PROBLEM TO SOLVE: Filter the entries and keep only the lines where the string "Спрячь" appears.
-- START OF EXERCISE MATERIAL --
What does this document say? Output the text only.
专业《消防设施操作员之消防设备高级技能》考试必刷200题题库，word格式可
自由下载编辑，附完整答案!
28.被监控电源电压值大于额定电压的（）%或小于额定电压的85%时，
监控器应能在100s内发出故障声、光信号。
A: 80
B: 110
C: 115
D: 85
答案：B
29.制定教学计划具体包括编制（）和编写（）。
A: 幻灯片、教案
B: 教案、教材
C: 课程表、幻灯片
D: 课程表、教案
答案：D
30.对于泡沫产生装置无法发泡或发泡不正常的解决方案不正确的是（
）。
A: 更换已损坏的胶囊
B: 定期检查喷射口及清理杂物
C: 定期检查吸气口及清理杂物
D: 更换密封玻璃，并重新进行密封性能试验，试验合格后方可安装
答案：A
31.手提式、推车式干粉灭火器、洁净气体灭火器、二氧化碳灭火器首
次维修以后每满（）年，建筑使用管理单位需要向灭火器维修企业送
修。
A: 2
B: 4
-- END OF EXERCISE MATERIAL --
-- START OF EXERCISE MATERIAL --
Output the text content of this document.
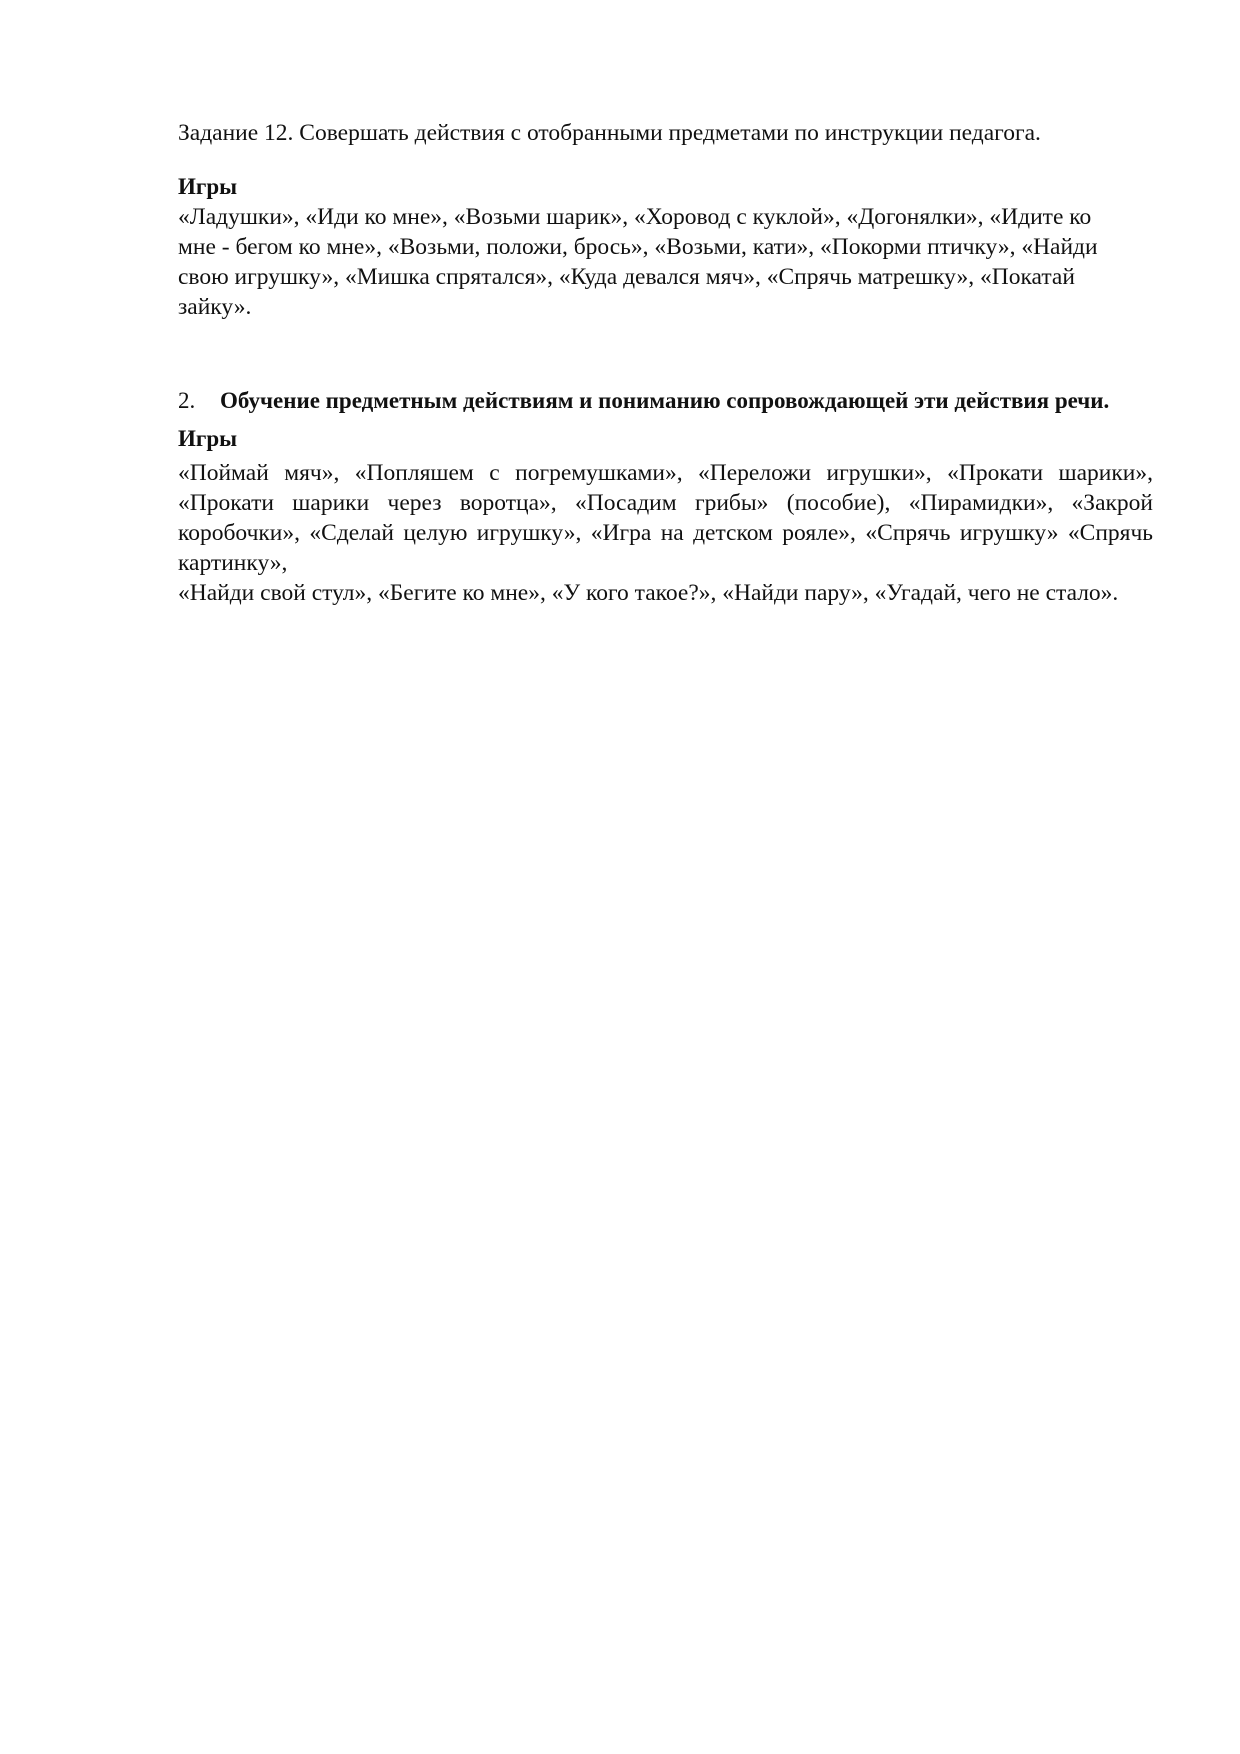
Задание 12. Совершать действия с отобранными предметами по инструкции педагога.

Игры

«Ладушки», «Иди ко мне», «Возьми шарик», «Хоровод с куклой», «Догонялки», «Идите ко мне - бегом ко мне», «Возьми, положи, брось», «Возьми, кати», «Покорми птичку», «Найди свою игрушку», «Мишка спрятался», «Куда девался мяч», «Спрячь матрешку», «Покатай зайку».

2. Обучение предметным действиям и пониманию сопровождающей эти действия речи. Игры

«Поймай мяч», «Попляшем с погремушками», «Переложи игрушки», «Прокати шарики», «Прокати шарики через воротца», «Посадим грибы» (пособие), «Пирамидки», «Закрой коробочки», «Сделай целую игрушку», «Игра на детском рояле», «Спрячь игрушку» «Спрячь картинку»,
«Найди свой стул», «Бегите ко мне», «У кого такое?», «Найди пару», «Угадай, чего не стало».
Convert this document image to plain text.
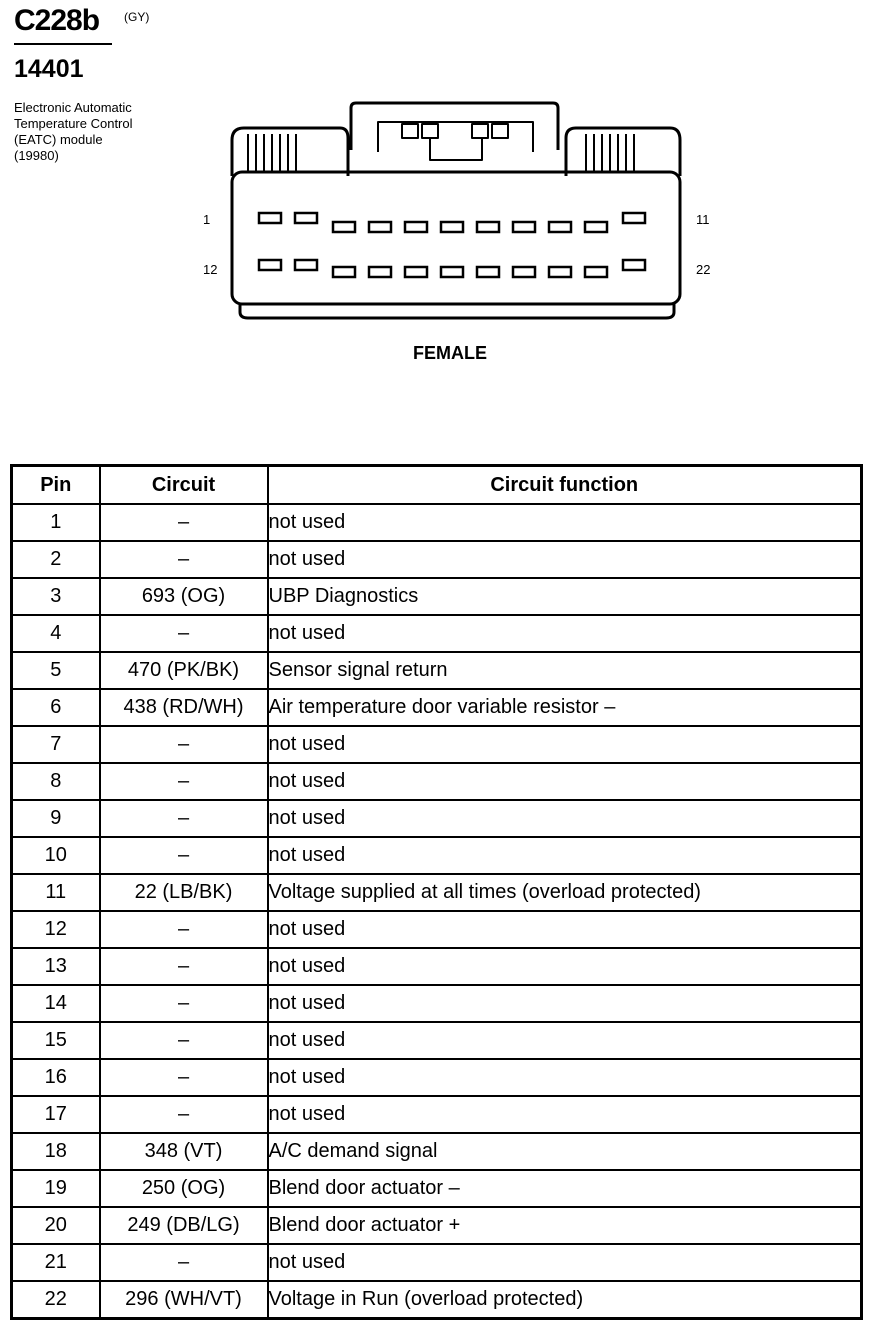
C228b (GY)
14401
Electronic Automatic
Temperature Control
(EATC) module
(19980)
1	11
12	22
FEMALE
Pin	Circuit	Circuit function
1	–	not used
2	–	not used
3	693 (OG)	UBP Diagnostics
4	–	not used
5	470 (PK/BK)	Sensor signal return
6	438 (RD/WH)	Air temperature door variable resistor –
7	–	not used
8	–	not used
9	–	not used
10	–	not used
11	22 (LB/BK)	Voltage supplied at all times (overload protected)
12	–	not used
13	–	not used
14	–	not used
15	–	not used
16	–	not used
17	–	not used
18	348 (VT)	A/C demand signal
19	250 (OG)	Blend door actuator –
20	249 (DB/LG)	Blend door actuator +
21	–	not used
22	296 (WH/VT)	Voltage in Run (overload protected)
-- END OF EXERCISE MATERIAL --
TASK RESULT:
«Ладушки», «Иди ко мне», «Возьми шарик», «Хоровод с куклой», «Догонялки», «Идите ко мне - бегом ко мне», «Возьми, положи, брось», «Возьми, кати», «Покорми птичку», «Найди свою игрушку», «Мишка спрятался», «Куда девался мяч», «Спрячь матрешку», «Покатай зайку».
«Поймай мяч», «Попляшем с погремушками», «Переложи игрушки», «Прокати шарики», «Прокати шарики через воротца», «Посадим грибы» (пособие), «Пирамидки», «Закрой коробочки», «Сделай целую игрушку», «Игра на детском рояле», «Спрячь игрушку» «Спрячь картинку»,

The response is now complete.